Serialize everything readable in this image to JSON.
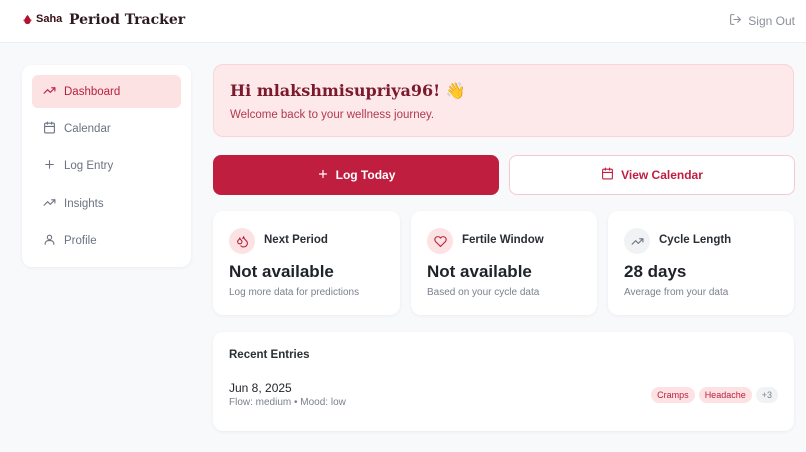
{
  "header": {
    "logo_text": "Saha",
    "logo_icon": "drop-icon",
    "app_title": "Period Tracker",
    "signout_label": "Sign Out"
  },
  "sidebar": {
    "items": [
      {
        "label": "Dashboard",
        "icon": "trending-up-icon",
        "active": true
      },
      {
        "label": "Calendar",
        "icon": "calendar-icon",
        "active": false
      },
      {
        "label": "Log Entry",
        "icon": "plus-icon",
        "active": false
      },
      {
        "label": "Insights",
        "icon": "trending-up-icon",
        "active": false
      },
      {
        "label": "Profile",
        "icon": "user-icon",
        "active": false
      }
    ]
  },
  "welcome": {
    "title": "Hi mlakshmisupriya96! 👋",
    "subtitle": "Welcome back to your wellness journey."
  },
  "actions": {
    "log_today": "Log Today",
    "view_calendar": "View Calendar"
  },
  "stats": [
    {
      "title": "Next Period",
      "value": "Not available",
      "note": "Log more data for predictions",
      "icon": "droplets-icon"
    },
    {
      "title": "Fertile Window",
      "value": "Not available",
      "note": "Based on your cycle data",
      "icon": "heart-icon"
    },
    {
      "title": "Cycle Length",
      "value": "28 days",
      "note": "Average from your data",
      "icon": "trending-up-icon"
    }
  ],
  "recent": {
    "title": "Recent Entries",
    "entries": [
      {
        "date": "Jun 8, 2025",
        "meta": "Flow: medium • Mood: low",
        "tags": [
          "Cramps",
          "Headache"
        ],
        "more": "+3"
      }
    ]
  },
  "colors": {
    "accent": "#bf1e3f",
    "accent_soft": "#fde2e4",
    "background": "#f8f9fa"
  }
}
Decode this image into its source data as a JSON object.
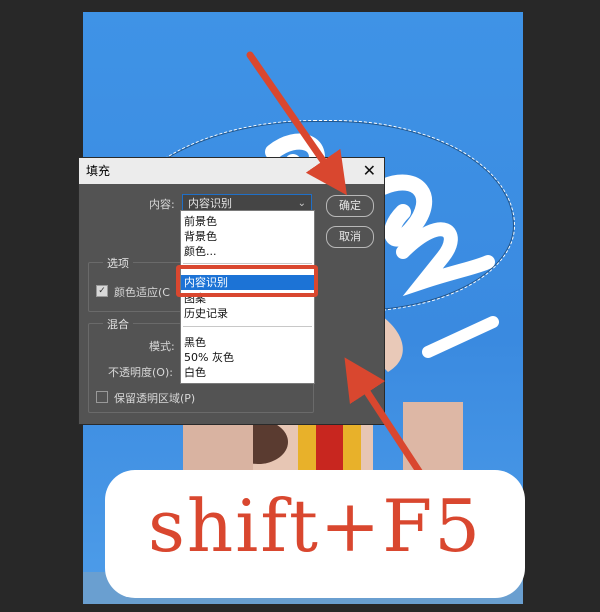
{
  "dialog": {
    "title": "填充",
    "content_label": "内容:",
    "content_value": "内容识别",
    "ok_button": "确定",
    "cancel_button": "取消",
    "options_title": "选项",
    "color_adapt_label": "颜色适应(C",
    "color_adapt_checked": true,
    "blend_title": "混合",
    "mode_label": "模式:",
    "opacity_label": "不透明度(O):",
    "preserve_transparency_label": "保留透明区域(P)",
    "preserve_transparency_checked": false
  },
  "dropdown": {
    "items": [
      "前景色",
      "背景色",
      "颜色...",
      "内容识别",
      "图案",
      "历史记录",
      "黑色",
      "50% 灰色",
      "白色"
    ],
    "selected": "内容识别"
  },
  "annotation": {
    "shortcut_text": "shift+F5",
    "accent_color": "#d9472f"
  },
  "colors": {
    "workspace": "#282828",
    "dialog_bg": "#535353",
    "selection_blue": "#1c73d6",
    "sky_blue": "#3f93e6"
  }
}
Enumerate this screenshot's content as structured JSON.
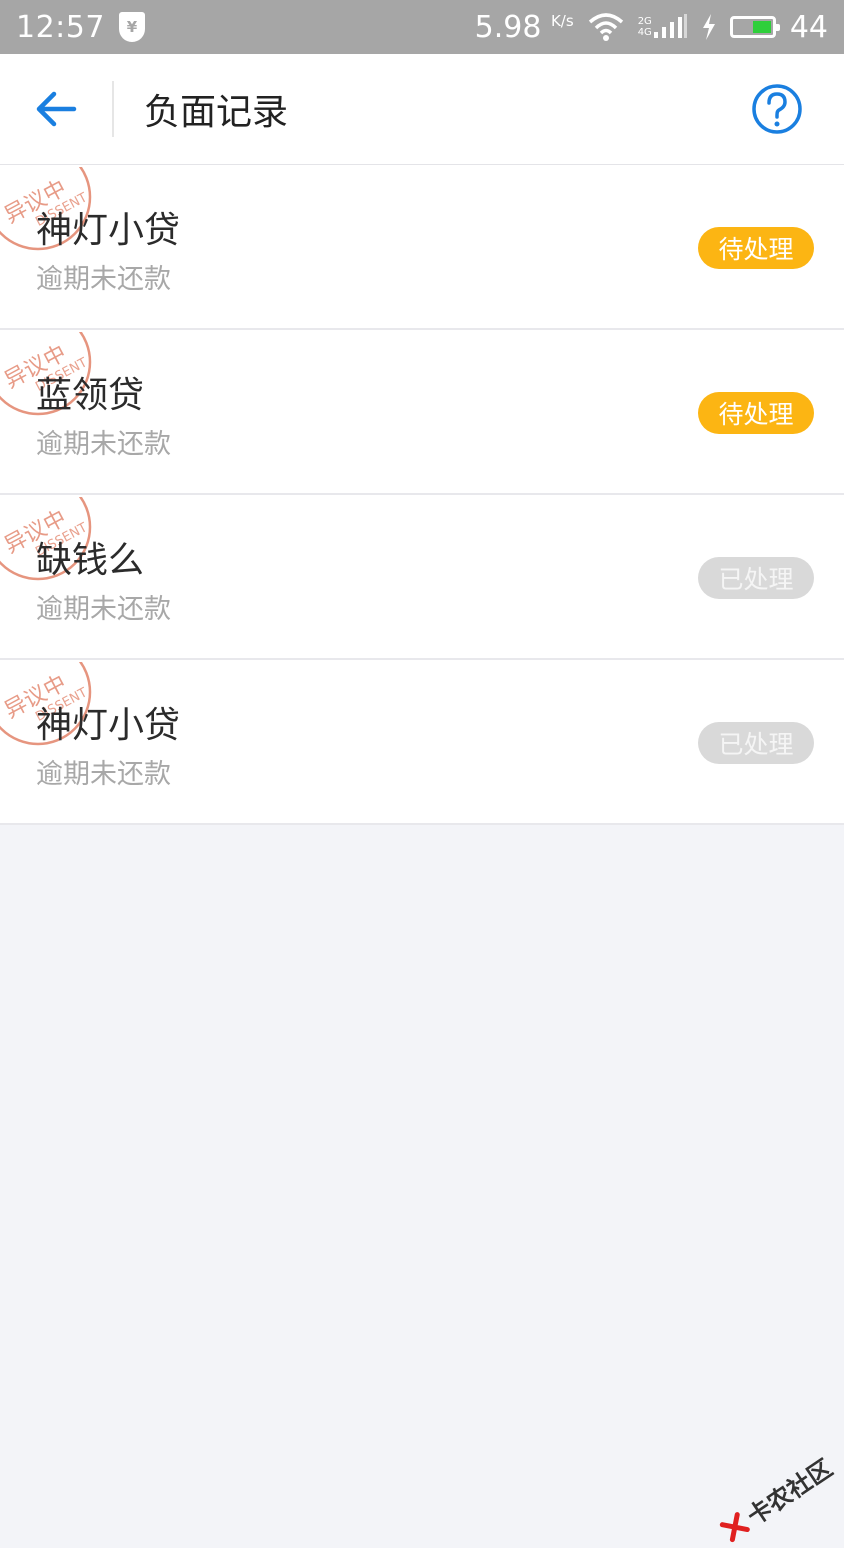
{
  "status_bar": {
    "time": "12:57",
    "shield_glyph": "¥",
    "speed_value": "5.98",
    "speed_unit": "K/s",
    "net_top": "2G",
    "net_bottom": "4G",
    "battery_level": "44"
  },
  "header": {
    "title": "负面记录",
    "back_icon": "arrow-left-icon",
    "help_icon": "question-circle-icon",
    "accent_color": "#1a7fe0"
  },
  "stamp": {
    "top_text": "异议中",
    "bottom_text": "DISSENT",
    "color": "#e07a5f"
  },
  "records": [
    {
      "name": "神灯小贷",
      "desc": "逾期未还款",
      "status": "待处理",
      "state": "pending"
    },
    {
      "name": "蓝领贷",
      "desc": "逾期未还款",
      "status": "待处理",
      "state": "pending"
    },
    {
      "name": "缺钱么",
      "desc": "逾期未还款",
      "status": "已处理",
      "state": "done"
    },
    {
      "name": "神灯小贷",
      "desc": "逾期未还款",
      "status": "已处理",
      "state": "done"
    }
  ],
  "watermark": {
    "text": "卡农社区"
  },
  "colors": {
    "pending": "#fcb513",
    "done": "#d9d9d9",
    "background": "#f3f4f8"
  }
}
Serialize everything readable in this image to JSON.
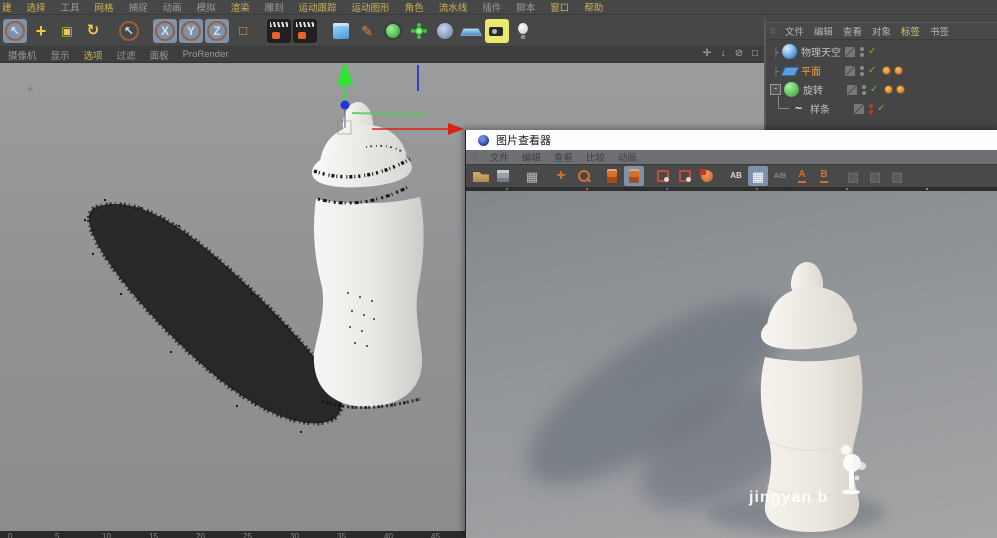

· · · · · · ·

- **Directions for this task**: Repeat the material above verbatim, with no pictures in the output.

- **Answer below**:
Serialize everything readable in this image to JSON.
{
  "header": {
    "logo_text": "Saha",
    "logo_icon": "drop-icon",
    "app_title": "Period Tracker",
    "signout_label": "Sign Out"
  },
  "sidebar": {
    "items": [
      {
        "label": "Dashboard",
        "icon": "trending-up-icon",
        "active": true
      },
      {
        "label": "Calendar",
        "icon": "calendar-icon",
        "active": false
      },
      {
        "label": "Log Entry",
        "icon": "plus-icon",
        "active": false
      },
      {
        "label": "Insights",
        "icon": "trending-up-icon",
        "active": false
      },
      {
        "label": "Profile",
        "icon": "user-icon",
        "active": false
      }
    ]
  },
  "welcome": {
    "title": "Hi mlakshmisupriya96! 👋",
    "subtitle": "Welcome back to your wellness journey."
  },
  "actions": {
    "log_today": "Log Today",
    "view_calendar": "View Calendar"
  },
  "stats": [
    {
      "title": "Next Period",
      "value": "Not available",
      "note": "Log more data for predictions",
      "icon": "droplets-icon"
    },
    {
      "title": "Fertile Window",
      "value": "Not available",
      "note": "Based on your cycle data",
      "icon": "heart-icon"
    },
    {
      "title": "Cycle Length",
      "value": "28 days",
      "note": "Average from your data",
      "icon": "trending-up-icon"
    }
  ],
  "recent": {
    "title": "Recent Entries",
    "entries": [
      {
        "date": "Jun 8, 2025",
        "meta": "Flow: medium • Mood: low",
        "tags": [
          "Cramps",
          "Headache"
        ],
        "more": "+3"
      }
    ]
  },
  "colors": {
    "accent": "#bf1e3f",
    "accent_soft": "#fde2e4",
    "background": "#f8f9fa"
  }
}
Decode this image into its source data as a JSON object.
{
  "dialog": {
    "title": "填充",
    "content_label": "内容:",
    "content_value": "内容识别",
    "ok_button": "确定",
    "cancel_button": "取消",
    "options_title": "选项",
    "color_adapt_label": "颜色适应(C",
    "color_adapt_checked": true,
    "blend_title": "混合",
    "mode_label": "模式:",
    "opacity_label": "不透明度(O):",
    "preserve_transparency_label": "保留透明区域(P)",
    "preserve_transparency_checked": false
  },
  "dropdown": {
    "items": [
      "前景色",
      "背景色",
      "颜色...",
      "内容识别",
      "图案",
      "历史记录",
      "黑色",
      "50% 灰色",
      "白色"
    ],
    "selected": "内容识别"
  },
  "annotation": {
    "shortcut_text": "shift+F5",
    "accent_color": "#d9472f"
  },
  "colors": {
    "workspace": "#282828",
    "dialog_bg": "#535353",
    "selection_blue": "#1c73d6",
    "sky_blue": "#3f93e6"
  }
}
Enumerate this screenshot's content as structured JSON.
{
  "status_bar": {
    "time": "12:57",
    "shield_glyph": "¥",
    "speed_value": "5.98",
    "speed_unit": "K/s",
    "net_top": "2G",
    "net_bottom": "4G",
    "battery_level": "44"
  },
  "header": {
    "title": "负面记录",
    "back_icon": "arrow-left-icon",
    "help_icon": "question-circle-icon",
    "accent_color": "#1a7fe0"
  },
  "stamp": {
    "top_text": "异议中",
    "bottom_text": "DISSENT",
    "color": "#e07a5f"
  },
  "records": [
    {
      "name": "神灯小贷",
      "desc": "逾期未还款",
      "status": "待处理",
      "state": "pending"
    },
    {
      "name": "蓝领贷",
      "desc": "逾期未还款",
      "status": "待处理",
      "state": "pending"
    },
    {
      "name": "缺钱么",
      "desc": "逾期未还款",
      "status": "已处理",
      "state": "done"
    },
    {
      "name": "神灯小贷",
      "desc": "逾期未还款",
      "status": "已处理",
      "state": "done"
    }
  ],
  "watermark": {
    "text": "卡农社区"
  },
  "colors": {
    "pending": "#fcb513",
    "done": "#d9d9d9",
    "background": "#f3f4f8"
  }
}
Serialize everything readable in this image to JSON.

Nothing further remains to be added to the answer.